• Spatial annotation entries
= = = =

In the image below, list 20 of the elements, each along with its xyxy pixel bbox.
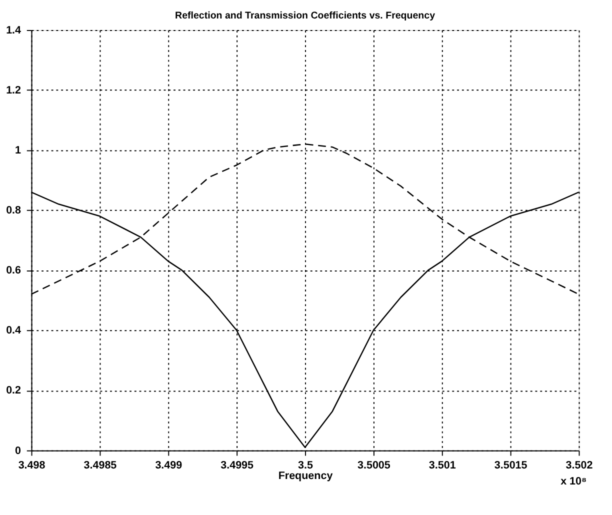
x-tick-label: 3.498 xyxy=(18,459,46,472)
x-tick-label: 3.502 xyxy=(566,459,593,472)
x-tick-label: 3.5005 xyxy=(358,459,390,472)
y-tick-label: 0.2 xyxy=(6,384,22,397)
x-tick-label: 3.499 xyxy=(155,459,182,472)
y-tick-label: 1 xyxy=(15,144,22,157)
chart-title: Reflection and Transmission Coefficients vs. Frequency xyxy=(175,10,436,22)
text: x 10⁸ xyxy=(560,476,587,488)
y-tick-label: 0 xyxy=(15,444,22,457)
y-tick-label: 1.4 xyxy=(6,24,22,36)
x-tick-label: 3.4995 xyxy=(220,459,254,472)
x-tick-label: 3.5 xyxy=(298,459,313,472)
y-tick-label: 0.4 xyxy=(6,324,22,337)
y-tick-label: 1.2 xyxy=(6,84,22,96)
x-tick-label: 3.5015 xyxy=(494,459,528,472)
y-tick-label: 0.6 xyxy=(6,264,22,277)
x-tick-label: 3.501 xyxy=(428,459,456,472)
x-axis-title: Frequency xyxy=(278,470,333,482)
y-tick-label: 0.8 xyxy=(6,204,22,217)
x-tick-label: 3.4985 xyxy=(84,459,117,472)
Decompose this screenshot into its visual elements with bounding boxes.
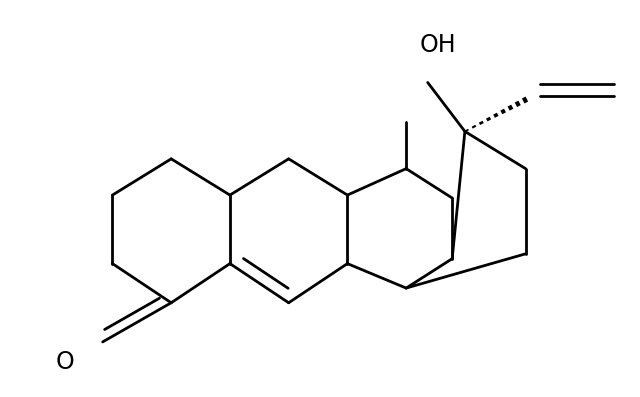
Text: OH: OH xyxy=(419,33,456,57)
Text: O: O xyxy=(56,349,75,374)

= = = =

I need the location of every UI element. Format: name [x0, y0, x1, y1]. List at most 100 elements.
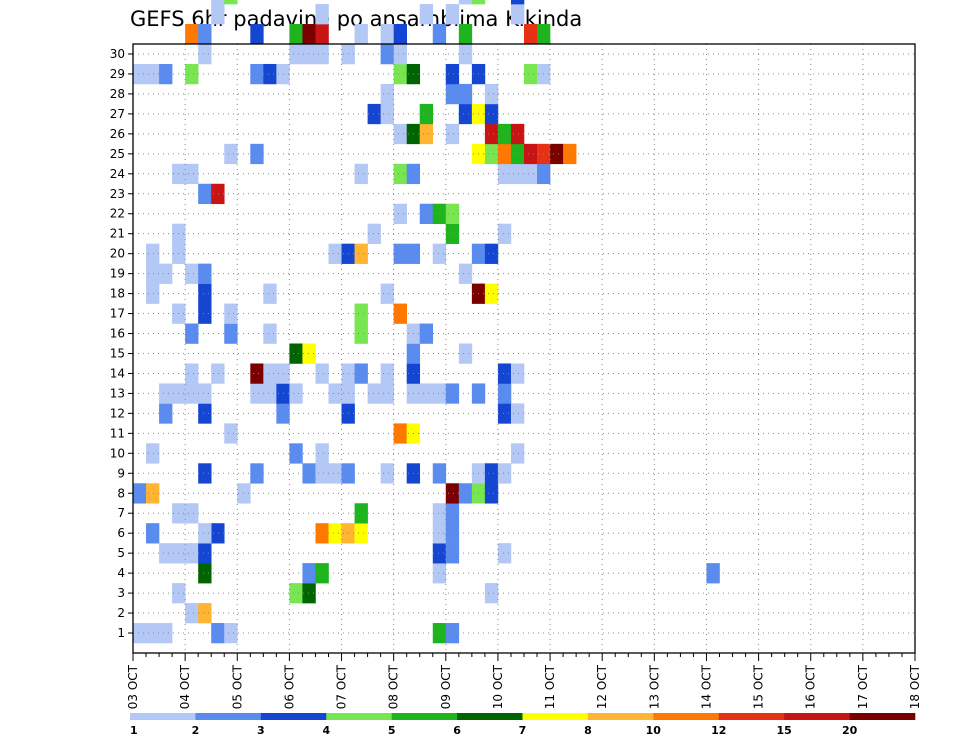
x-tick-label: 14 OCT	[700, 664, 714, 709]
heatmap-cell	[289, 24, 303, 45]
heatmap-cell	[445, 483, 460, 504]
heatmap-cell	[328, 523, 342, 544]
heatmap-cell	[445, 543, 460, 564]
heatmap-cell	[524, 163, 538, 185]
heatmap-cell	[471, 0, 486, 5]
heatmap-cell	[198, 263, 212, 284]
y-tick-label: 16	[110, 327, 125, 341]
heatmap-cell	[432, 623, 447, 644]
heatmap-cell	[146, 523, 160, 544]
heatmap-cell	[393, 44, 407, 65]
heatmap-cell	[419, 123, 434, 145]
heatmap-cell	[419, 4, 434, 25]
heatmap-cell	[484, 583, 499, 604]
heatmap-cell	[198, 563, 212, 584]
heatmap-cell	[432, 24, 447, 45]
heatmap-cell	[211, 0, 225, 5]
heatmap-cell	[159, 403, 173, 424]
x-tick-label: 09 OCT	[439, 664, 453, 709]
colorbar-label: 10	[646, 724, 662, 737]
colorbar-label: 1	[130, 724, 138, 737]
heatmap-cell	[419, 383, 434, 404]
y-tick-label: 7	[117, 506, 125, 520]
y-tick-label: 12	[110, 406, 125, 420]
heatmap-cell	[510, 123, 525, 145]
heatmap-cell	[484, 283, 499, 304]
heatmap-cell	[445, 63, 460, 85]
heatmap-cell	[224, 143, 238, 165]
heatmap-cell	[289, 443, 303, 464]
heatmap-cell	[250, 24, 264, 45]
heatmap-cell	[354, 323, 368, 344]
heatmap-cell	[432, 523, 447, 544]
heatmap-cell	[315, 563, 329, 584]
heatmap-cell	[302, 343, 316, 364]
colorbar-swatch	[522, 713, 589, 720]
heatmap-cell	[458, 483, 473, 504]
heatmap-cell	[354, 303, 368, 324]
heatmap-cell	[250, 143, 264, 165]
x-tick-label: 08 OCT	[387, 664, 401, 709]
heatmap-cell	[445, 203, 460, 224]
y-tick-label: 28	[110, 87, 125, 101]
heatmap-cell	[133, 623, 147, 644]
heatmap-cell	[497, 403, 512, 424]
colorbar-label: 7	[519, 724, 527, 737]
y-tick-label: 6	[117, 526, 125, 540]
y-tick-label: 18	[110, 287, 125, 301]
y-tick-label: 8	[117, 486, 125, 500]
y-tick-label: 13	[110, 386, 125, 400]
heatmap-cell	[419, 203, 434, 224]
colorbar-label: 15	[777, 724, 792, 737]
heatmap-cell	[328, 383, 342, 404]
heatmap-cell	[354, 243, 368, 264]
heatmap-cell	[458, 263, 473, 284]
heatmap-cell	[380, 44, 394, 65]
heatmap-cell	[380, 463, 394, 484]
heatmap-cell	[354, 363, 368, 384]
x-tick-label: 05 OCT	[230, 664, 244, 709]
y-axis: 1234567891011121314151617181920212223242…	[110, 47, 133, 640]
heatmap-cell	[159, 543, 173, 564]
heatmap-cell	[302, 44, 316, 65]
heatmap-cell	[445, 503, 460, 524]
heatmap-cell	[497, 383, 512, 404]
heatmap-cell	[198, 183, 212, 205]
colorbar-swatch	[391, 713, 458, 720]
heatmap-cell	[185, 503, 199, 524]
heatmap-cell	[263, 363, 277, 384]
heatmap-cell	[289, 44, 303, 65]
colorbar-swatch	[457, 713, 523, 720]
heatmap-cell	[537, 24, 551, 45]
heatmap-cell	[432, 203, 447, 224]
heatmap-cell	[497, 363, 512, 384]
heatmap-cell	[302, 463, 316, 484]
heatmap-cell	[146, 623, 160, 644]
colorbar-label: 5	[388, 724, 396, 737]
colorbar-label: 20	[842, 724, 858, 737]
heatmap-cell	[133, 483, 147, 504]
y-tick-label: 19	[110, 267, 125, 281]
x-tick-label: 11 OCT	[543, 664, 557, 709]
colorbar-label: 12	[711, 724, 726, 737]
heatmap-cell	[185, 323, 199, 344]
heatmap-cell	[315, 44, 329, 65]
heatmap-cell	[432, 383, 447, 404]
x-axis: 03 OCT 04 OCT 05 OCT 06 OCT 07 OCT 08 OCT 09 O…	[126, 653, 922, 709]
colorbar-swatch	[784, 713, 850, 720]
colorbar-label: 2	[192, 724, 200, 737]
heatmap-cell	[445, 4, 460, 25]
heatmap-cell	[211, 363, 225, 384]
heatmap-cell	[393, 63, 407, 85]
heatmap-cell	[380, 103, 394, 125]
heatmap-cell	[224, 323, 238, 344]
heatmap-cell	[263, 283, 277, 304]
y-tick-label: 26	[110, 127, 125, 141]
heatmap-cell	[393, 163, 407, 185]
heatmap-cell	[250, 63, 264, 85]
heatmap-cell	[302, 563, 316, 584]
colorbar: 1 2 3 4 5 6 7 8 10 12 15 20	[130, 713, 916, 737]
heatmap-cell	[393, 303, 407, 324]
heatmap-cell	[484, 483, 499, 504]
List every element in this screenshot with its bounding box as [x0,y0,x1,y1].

= = = =

• Description of the task
Return the rows above verbatim, starting at the line containing "x-tick-label: 3.498 xyxy=(18,459,46,472)" and ending at the line containing "chart-title: Reflection and".

• The answer
x-tick-label: 3.498 xyxy=(18,459,46,472)
x-tick-label: 3.502 xyxy=(566,459,593,472)
x-tick-label: 3.5005 xyxy=(358,459,390,472)
y-tick-label: 0.2 xyxy=(6,384,22,397)
x-tick-label: 3.499 xyxy=(155,459,182,472)
y-tick-label: 1 xyxy=(15,144,22,157)
chart-title: Reflection and Transmission Coefficients vs. Frequency xyxy=(175,10,436,22)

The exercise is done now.